Given problem ▸ Transcribe each of the records below exactly, excluding all pictures.

##### Input rows #####

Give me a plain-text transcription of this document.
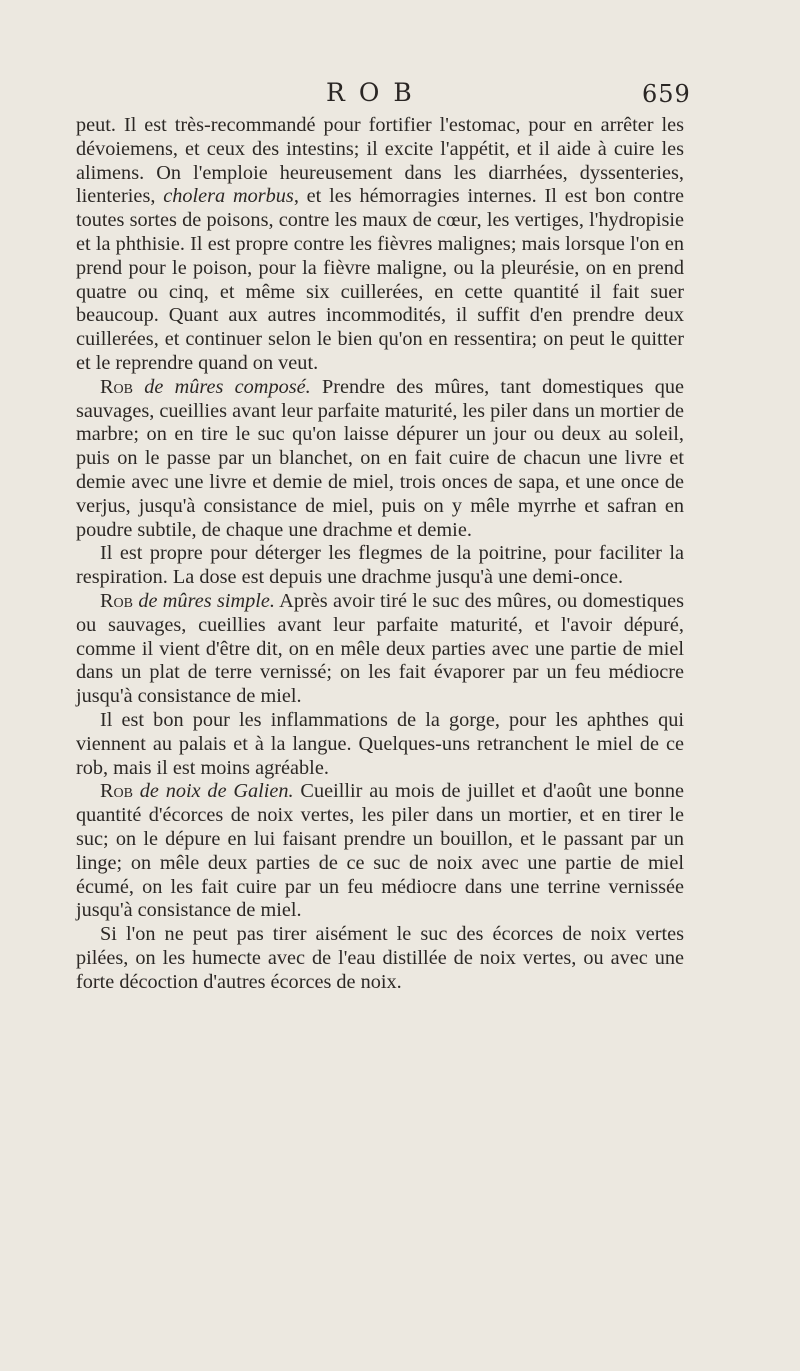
ROB	659

peut. Il est très-recommandé pour fortifier l'estomac, pour en arrêter les dévoiemens, et ceux des intestins; il excite l'appétit, et il aide à cuire les alimens. On l'emploie heureusement dans les diarrhées, dyssenteries, lienteries, cholera morbus, et les hémorragies internes. Il est bon contre toutes sortes de poisons, contre les maux de cœur, les vertiges, l'hydropisie et la phthisie. Il est propre contre les fièvres malignes; mais lorsque l'on en prend pour le poison, pour la fièvre maligne, ou la pleurésie, on en prend quatre ou cinq, et même six cuillerées, en cette quantité il fait suer beaucoup. Quant aux autres incommodités, il suffit d'en prendre deux cuillerées, et continuer selon le bien qu'on en ressentira; on peut le quitter et le reprendre quand on veut.

Rob de mûres composé. Prendre des mûres, tant domestiques que sauvages, cueillies avant leur parfaite maturité, les piler dans un mortier de marbre; on en tire le suc qu'on laisse dépurer un jour ou deux au soleil, puis on le passe par un blanchet, on en fait cuire de chacun une livre et demie avec une livre et demie de miel, trois onces de sapa, et une once de verjus, jusqu'à consistance de miel, puis on y mêle myrrhe et safran en poudre subtile, de chaque une drachme et demie.

Il est propre pour déterger les flegmes de la poitrine, pour faciliter la respiration. La dose est depuis une drachme jusqu'à une demi-once.

Rob de mûres simple. Après avoir tiré le suc des mûres, ou domestiques ou sauvages, cueillies avant leur parfaite maturité, et l'avoir dépuré, comme il vient d'être dit, on en mêle deux parties avec une partie de miel dans un plat de terre vernissé; on les fait évaporer par un feu médiocre jusqu'à consistance de miel.

Il est bon pour les inflammations de la gorge, pour les aphthes qui viennent au palais et à la langue. Quelques-uns retranchent le miel de ce rob, mais il est moins agréable.

Rob de noix de Galien. Cueillir au mois de juillet et d'août une bonne quantité d'écorces de noix vertes, les piler dans un mortier, et en tirer le suc; on le dépure en lui faisant prendre un bouillon, et le passant par un linge; on mêle deux parties de ce suc de noix avec une partie de miel écumé, on les fait cuire par un feu médiocre dans une terrine vernissée jusqu'à consistance de miel.

Si l'on ne peut pas tirer aisément le suc des écorces de noix vertes pilées, on les humecte avec de l'eau distillée de noix vertes, ou avec une forte décoction d'autres écorces de noix.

#####

Problem solution ▸
Give me a plain-text transcription of this document.
ROB	659

peut. Il est très-recommandé pour fortifier l'estomac, pour en arrêter les dévoiemens, et ceux des intestins; il excite l'appétit, et il aide à cuire les alimens. On l'emploie heureusement dans les diarrhées, dyssenteries, lienteries, cholera morbus, et les hémorragies internes. Il est bon contre toutes sortes de poisons, contre les maux de cœur, les vertiges, l'hydropisie et la phthisie. Il est propre contre les fièvres malignes; mais lorsque l'on en prend pour le poison, pour la fièvre maligne, ou la pleurésie, on en prend quatre ou cinq, et même six cuillerées, en cette quantité il fait suer beaucoup. Quant aux autres incommodités, il suffit d'en prendre deux cuillerées, et continuer selon le bien qu'on en ressentira; on peut le quitter et le reprendre quand on veut.

Rob de mûres composé. Prendre des mûres, tant domestiques que sauvages, cueillies avant leur parfaite maturité, les piler dans un mortier de marbre; on en tire le suc qu'on laisse dépurer un jour ou deux au soleil, puis on le passe par un blanchet, on en fait cuire de chacun une livre et demie avec une livre et demie de miel, trois onces de sapa, et une once de verjus, jusqu'à consistance de miel, puis on y mêle myrrhe et safran en poudre subtile, de chaque une drachme et demie.

Il est propre pour déterger les flegmes de la poitrine, pour faciliter la respiration. La dose est depuis une drachme jusqu'à une demi-once.

Rob de mûres simple. Après avoir tiré le suc des mûres, ou domestiques ou sauvages, cueillies avant leur parfaite maturité, et l'avoir dépuré, comme il vient d'être dit, on en mêle deux parties avec une partie de miel dans un plat de terre vernissé; on les fait évaporer par un feu médiocre jusqu'à consistance de miel.

Il est bon pour les inflammations de la gorge, pour les aphthes qui viennent au palais et à la langue. Quelques-uns retranchent le miel de ce rob, mais il est moins agréable.

Rob de noix de Galien. Cueillir au mois de juillet et d'août une bonne quantité d'écorces de noix vertes, les piler dans un mortier, et en tirer le suc; on le dépure en lui faisant prendre un bouillon, et le passant par un linge; on mêle deux parties de ce suc de noix avec une partie de miel écumé, on les fait cuire par un feu médiocre dans une terrine vernissée jusqu'à consistance de miel.

Si l'on ne peut pas tirer aisément le suc des écorces de noix vertes pilées, on les humecte avec de l'eau distillée de noix vertes, ou avec une forte décoction d'autres écorces de noix.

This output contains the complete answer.